--- START DATA LISTING ---

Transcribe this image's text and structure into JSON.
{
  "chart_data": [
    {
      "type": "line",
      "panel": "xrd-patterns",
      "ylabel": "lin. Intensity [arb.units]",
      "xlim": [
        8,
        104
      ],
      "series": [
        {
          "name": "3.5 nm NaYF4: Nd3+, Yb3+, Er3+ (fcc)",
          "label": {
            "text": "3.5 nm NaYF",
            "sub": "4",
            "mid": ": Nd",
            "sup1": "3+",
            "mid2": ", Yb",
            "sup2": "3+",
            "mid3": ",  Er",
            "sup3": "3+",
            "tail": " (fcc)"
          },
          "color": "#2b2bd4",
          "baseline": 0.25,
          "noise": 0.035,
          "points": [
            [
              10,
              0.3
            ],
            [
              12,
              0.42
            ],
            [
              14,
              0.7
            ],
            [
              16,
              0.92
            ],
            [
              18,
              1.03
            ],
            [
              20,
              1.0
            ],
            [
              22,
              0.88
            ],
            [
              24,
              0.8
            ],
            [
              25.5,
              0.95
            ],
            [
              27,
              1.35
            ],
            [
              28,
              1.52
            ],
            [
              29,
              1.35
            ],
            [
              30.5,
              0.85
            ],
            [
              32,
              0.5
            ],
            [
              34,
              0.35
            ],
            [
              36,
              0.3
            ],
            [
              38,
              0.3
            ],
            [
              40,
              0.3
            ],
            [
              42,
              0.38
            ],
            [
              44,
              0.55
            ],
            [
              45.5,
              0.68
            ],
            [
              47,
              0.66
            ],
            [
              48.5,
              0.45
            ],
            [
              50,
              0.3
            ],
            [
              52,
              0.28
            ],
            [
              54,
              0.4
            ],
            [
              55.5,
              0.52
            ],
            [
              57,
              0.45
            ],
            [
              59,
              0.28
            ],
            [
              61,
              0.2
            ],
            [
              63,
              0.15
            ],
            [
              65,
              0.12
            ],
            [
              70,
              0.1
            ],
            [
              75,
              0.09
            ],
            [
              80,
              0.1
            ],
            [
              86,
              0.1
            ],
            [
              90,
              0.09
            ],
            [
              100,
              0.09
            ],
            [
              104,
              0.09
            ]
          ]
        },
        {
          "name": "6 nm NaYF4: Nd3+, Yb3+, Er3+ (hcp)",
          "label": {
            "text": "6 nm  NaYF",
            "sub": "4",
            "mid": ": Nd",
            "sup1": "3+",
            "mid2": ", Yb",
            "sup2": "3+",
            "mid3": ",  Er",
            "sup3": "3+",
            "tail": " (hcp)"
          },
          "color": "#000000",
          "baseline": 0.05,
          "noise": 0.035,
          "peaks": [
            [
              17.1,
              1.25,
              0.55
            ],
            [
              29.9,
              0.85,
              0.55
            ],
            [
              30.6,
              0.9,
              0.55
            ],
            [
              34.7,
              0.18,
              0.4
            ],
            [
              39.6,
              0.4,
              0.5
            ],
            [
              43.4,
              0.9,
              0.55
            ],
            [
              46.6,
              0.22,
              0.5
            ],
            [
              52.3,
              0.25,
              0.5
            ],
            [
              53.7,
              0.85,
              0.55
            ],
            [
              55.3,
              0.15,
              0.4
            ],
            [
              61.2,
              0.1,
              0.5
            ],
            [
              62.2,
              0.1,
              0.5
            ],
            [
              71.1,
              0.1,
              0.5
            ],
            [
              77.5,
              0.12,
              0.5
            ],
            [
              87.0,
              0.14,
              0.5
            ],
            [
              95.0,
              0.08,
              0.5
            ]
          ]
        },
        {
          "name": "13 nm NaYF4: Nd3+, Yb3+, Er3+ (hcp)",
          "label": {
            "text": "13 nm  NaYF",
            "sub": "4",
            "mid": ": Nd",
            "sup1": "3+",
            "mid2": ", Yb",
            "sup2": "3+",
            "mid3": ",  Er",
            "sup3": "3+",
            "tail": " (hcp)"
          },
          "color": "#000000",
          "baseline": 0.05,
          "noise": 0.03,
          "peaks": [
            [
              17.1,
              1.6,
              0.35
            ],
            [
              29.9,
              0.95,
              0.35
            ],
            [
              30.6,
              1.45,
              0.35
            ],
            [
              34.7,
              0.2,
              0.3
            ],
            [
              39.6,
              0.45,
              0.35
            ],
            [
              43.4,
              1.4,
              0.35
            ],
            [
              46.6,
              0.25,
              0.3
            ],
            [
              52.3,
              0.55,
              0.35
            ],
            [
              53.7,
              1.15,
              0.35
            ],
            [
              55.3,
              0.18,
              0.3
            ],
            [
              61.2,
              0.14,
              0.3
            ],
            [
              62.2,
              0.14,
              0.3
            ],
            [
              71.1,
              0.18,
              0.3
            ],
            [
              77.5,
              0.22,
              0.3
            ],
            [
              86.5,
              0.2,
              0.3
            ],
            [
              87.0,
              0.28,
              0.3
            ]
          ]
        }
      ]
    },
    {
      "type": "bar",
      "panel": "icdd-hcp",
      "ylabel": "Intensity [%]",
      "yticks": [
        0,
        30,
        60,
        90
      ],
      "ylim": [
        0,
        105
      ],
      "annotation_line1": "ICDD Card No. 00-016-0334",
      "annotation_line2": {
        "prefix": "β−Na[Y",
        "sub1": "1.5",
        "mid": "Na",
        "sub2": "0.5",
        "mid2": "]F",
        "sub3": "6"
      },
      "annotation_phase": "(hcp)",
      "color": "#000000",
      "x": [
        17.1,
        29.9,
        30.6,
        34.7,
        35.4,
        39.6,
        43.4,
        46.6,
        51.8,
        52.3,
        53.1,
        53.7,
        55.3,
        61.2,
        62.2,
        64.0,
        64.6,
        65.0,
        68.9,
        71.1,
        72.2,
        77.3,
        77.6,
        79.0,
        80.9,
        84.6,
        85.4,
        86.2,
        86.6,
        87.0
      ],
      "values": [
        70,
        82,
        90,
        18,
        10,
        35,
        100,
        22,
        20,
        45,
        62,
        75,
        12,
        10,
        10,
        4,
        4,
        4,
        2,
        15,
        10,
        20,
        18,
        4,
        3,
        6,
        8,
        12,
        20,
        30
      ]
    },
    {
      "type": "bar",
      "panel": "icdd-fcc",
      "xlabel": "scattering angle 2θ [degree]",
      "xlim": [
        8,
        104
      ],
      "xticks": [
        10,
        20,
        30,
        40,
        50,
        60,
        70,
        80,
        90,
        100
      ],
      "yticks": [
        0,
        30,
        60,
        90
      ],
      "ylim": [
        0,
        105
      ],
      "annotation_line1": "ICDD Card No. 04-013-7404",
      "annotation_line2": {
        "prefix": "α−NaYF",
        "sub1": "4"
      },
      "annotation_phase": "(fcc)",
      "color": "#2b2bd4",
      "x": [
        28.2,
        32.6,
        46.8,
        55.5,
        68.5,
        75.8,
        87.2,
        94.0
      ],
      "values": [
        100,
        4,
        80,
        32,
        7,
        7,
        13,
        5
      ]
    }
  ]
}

--- END DATA LISTING ---

EXERCISE AIM:
Repeat the material word for word, in full.

COMPLETED TASK:
Transcribe this image's text and structure into JSON.
{
  "chart_data": [
    {
      "type": "line",
      "panel": "xrd-patterns",
      "ylabel": "lin. Intensity [arb.units]",
      "xlim": [
        8,
        104
      ],
      "series": [
        {
          "name": "3.5 nm NaYF4: Nd3+, Yb3+, Er3+ (fcc)",
          "label": {
            "text": "3.5 nm NaYF",
            "sub": "4",
            "mid": ": Nd",
            "sup1": "3+",
            "mid2": ", Yb",
            "sup2": "3+",
            "mid3": ",  Er",
            "sup3": "3+",
            "tail": " (fcc)"
          },
          "color": "#2b2bd4",
          "baseline": 0.25,
          "noise": 0.035,
          "points": [
            [
              10,
              0.3
            ],
            [
              12,
              0.42
            ],
            [
              14,
              0.7
            ],
            [
              16,
              0.92
            ],
            [
              18,
              1.03
            ],
            [
              20,
              1.0
            ],
            [
              22,
              0.88
            ],
            [
              24,
              0.8
            ],
            [
              25.5,
              0.95
            ],
            [
              27,
              1.35
            ],
            [
              28,
              1.52
            ],
            [
              29,
              1.35
            ],
            [
              30.5,
              0.85
            ],
            [
              32,
              0.5
            ],
            [
              34,
              0.35
            ],
            [
              36,
              0.3
            ],
            [
              38,
              0.3
            ],
            [
              40,
              0.3
            ],
            [
              42,
              0.38
            ],
            [
              44,
              0.55
            ],
            [
              45.5,
              0.68
            ],
            [
              47,
              0.66
            ],
            [
              48.5,
              0.45
            ],
            [
              50,
              0.3
            ],
            [
              52,
              0.28
            ],
            [
              54,
              0.4
            ],
            [
              55.5,
              0.52
            ],
            [
              57,
              0.45
            ],
            [
              59,
              0.28
            ],
            [
              61,
              0.2
            ],
            [
              63,
              0.15
            ],
            [
              65,
              0.12
            ],
            [
              70,
              0.1
            ],
            [
              75,
              0.09
            ],
            [
              80,
              0.1
            ],
            [
              86,
              0.1
            ],
            [
              90,
              0.09
            ],
            [
              100,
              0.09
            ],
            [
              104,
              0.09
            ]
          ]
        },
        {
          "name": "6 nm NaYF4: Nd3+, Yb3+, Er3+ (hcp)",
          "label": {
            "text": "6 nm  NaYF",
            "sub": "4",
            "mid": ": Nd",
            "sup1": "3+",
            "mid2": ", Yb",
            "sup2": "3+",
            "mid3": ",  Er",
            "sup3": "3+",
            "tail": " (hcp)"
          },
          "color": "#000000",
          "baseline": 0.05,
          "noise": 0.035,
          "peaks": [
            [
              17.1,
              1.25,
              0.55
            ],
            [
              29.9,
              0.85,
              0.55
            ],
            [
              30.6,
              0.9,
              0.55
            ],
            [
              34.7,
              0.18,
              0.4
            ],
            [
              39.6,
              0.4,
              0.5
            ],
            [
              43.4,
              0.9,
              0.55
            ],
            [
              46.6,
              0.22,
              0.5
            ],
            [
              52.3,
              0.25,
              0.5
            ],
            [
              53.7,
              0.85,
              0.55
            ],
            [
              55.3,
              0.15,
              0.4
            ],
            [
              61.2,
              0.1,
              0.5
            ],
            [
              62.2,
              0.1,
              0.5
            ],
            [
              71.1,
              0.1,
              0.5
            ],
            [
              77.5,
              0.12,
              0.5
            ],
            [
              87.0,
              0.14,
              0.5
            ],
            [
              95.0,
              0.08,
              0.5
            ]
          ]
        },
        {
          "name": "13 nm NaYF4: Nd3+, Yb3+, Er3+ (hcp)",
          "label": {
            "text": "13 nm  NaYF",
            "sub": "4",
            "mid": ": Nd",
            "sup1": "3+",
            "mid2": ", Yb",
            "sup2": "3+",
            "mid3": ",  Er",
            "sup3": "3+",
            "tail": " (hcp)"
          },
          "color": "#000000",
          "baseline": 0.05,
          "noise": 0.03,
          "peaks": [
            [
              17.1,
              1.6,
              0.35
            ],
            [
              29.9,
              0.95,
              0.35
            ],
            [
              30.6,
              1.45,
              0.35
            ],
            [
              34.7,
              0.2,
              0.3
            ],
            [
              39.6,
              0.45,
              0.35
            ],
            [
              43.4,
              1.4,
              0.35
            ],
            [
              46.6,
              0.25,
              0.3
            ],
            [
              52.3,
              0.55,
              0.35
            ],
            [
              53.7,
              1.15,
              0.35
            ],
            [
              55.3,
              0.18,
              0.3
            ],
            [
              61.2,
              0.14,
              0.3
            ],
            [
              62.2,
              0.14,
              0.3
            ],
            [
              71.1,
              0.18,
              0.3
            ],
            [
              77.5,
              0.22,
              0.3
            ],
            [
              86.5,
              0.2,
              0.3
            ],
            [
              87.0,
              0.28,
              0.3
            ]
          ]
        }
      ]
    },
    {
      "type": "bar",
      "panel": "icdd-hcp",
      "ylabel": "Intensity [%]",
      "yticks": [
        0,
        30,
        60,
        90
      ],
      "ylim": [
        0,
        105
      ],
      "annotation_line1": "ICDD Card No. 00-016-0334",
      "annotation_line2": {
        "prefix": "β−Na[Y",
        "sub1": "1.5",
        "mid": "Na",
        "sub2": "0.5",
        "mid2": "]F",
        "sub3": "6"
      },
      "annotation_phase": "(hcp)",
      "color": "#000000",
      "x": [
        17.1,
        29.9,
        30.6,
        34.7,
        35.4,
        39.6,
        43.4,
        46.6,
        51.8,
        52.3,
        53.1,
        53.7,
        55.3,
        61.2,
        62.2,
        64.0,
        64.6,
        65.0,
        68.9,
        71.1,
        72.2,
        77.3,
        77.6,
        79.0,
        80.9,
        84.6,
        85.4,
        86.2,
        86.6,
        87.0
      ],
      "values": [
        70,
        82,
        90,
        18,
        10,
        35,
        100,
        22,
        20,
        45,
        62,
        75,
        12,
        10,
        10,
        4,
        4,
        4,
        2,
        15,
        10,
        20,
        18,
        4,
        3,
        6,
        8,
        12,
        20,
        30
      ]
    },
    {
      "type": "bar",
      "panel": "icdd-fcc",
      "xlabel": "scattering angle 2θ [degree]",
      "xlim": [
        8,
        104
      ],
      "xticks": [
        10,
        20,
        30,
        40,
        50,
        60,
        70,
        80,
        90,
        100
      ],
      "yticks": [
        0,
        30,
        60,
        90
      ],
      "ylim": [
        0,
        105
      ],
      "annotation_line1": "ICDD Card No. 04-013-7404",
      "annotation_line2": {
        "prefix": "α−NaYF",
        "sub1": "4"
      },
      "annotation_phase": "(fcc)",
      "color": "#2b2bd4",
      "x": [
        28.2,
        32.6,
        46.8,
        55.5,
        68.5,
        75.8,
        87.2,
        94.0
      ],
      "values": [
        100,
        4,
        80,
        32,
        7,
        7,
        13,
        5
      ]
    }
  ]
}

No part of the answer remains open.